EXERCISE
Images must not appear in your copy; reproduce every other part of the records exactly.

SUPPLIED RECORDS
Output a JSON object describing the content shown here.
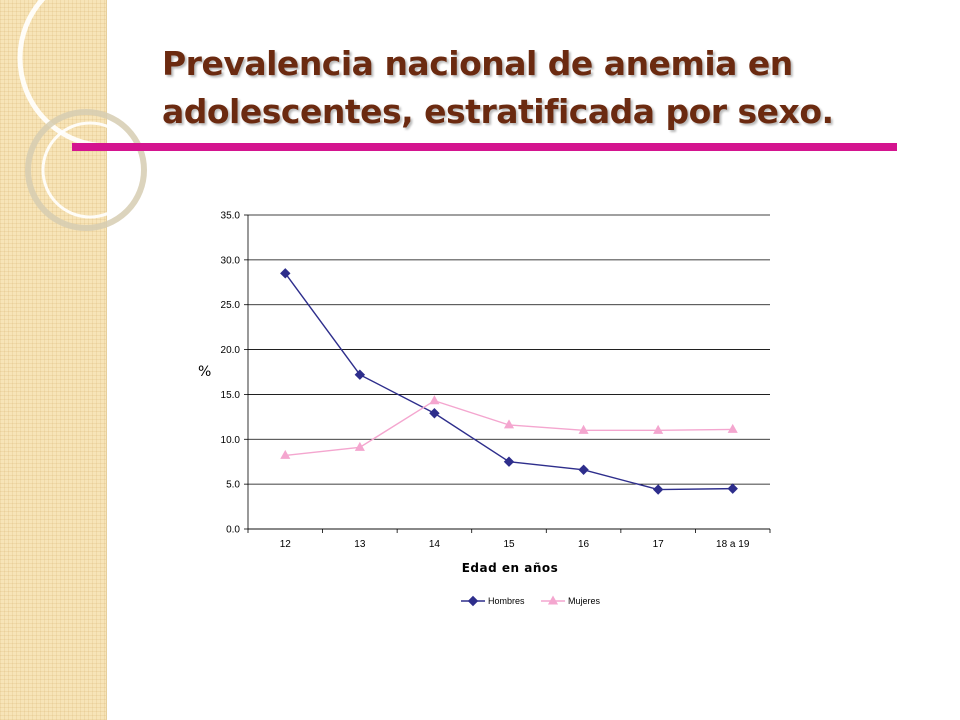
{
  "slide": {
    "title_line1": "Prevalencia nacional de anemia en",
    "title_line2": "adolescentes, estratificada por sexo.",
    "accent_color": "#d4148f",
    "title_color": "#6b2a10"
  },
  "chart_data": {
    "type": "line",
    "categories": [
      "12",
      "13",
      "14",
      "15",
      "16",
      "17",
      "18 a 19"
    ],
    "series": [
      {
        "name": "Hombres",
        "values": [
          28.5,
          17.2,
          12.9,
          7.5,
          6.6,
          4.4,
          4.5
        ],
        "color": "#2e2e8c",
        "marker": "diamond"
      },
      {
        "name": "Mujeres",
        "values": [
          8.2,
          9.1,
          14.3,
          11.6,
          11.0,
          11.0,
          11.1
        ],
        "color": "#f4a6cf",
        "marker": "triangle"
      }
    ],
    "ylabel": "%",
    "xlabel": "Edad en años",
    "ylim": [
      0,
      35
    ],
    "yticks": [
      "0.0",
      "5.0",
      "10.0",
      "15.0",
      "20.0",
      "25.0",
      "30.0",
      "35.0"
    ],
    "grid": true,
    "legend": "bottom"
  }
}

WRITTEN ANSWER
Output a JSON object describing the content shown here.
{
  "slide": {
    "title_line1": "Prevalencia nacional de anemia en",
    "title_line2": "adolescentes, estratificada por sexo.",
    "accent_color": "#d4148f",
    "title_color": "#6b2a10"
  },
  "chart_data": {
    "type": "line",
    "categories": [
      "12",
      "13",
      "14",
      "15",
      "16",
      "17",
      "18 a 19"
    ],
    "series": [
      {
        "name": "Hombres",
        "values": [
          28.5,
          17.2,
          12.9,
          7.5,
          6.6,
          4.4,
          4.5
        ],
        "color": "#2e2e8c",
        "marker": "diamond"
      },
      {
        "name": "Mujeres",
        "values": [
          8.2,
          9.1,
          14.3,
          11.6,
          11.0,
          11.0,
          11.1
        ],
        "color": "#f4a6cf",
        "marker": "triangle"
      }
    ],
    "ylabel": "%",
    "xlabel": "Edad en años",
    "ylim": [
      0,
      35
    ],
    "yticks": [
      "0.0",
      "5.0",
      "10.0",
      "15.0",
      "20.0",
      "25.0",
      "30.0",
      "35.0"
    ],
    "grid": true,
    "legend": "bottom"
  }
}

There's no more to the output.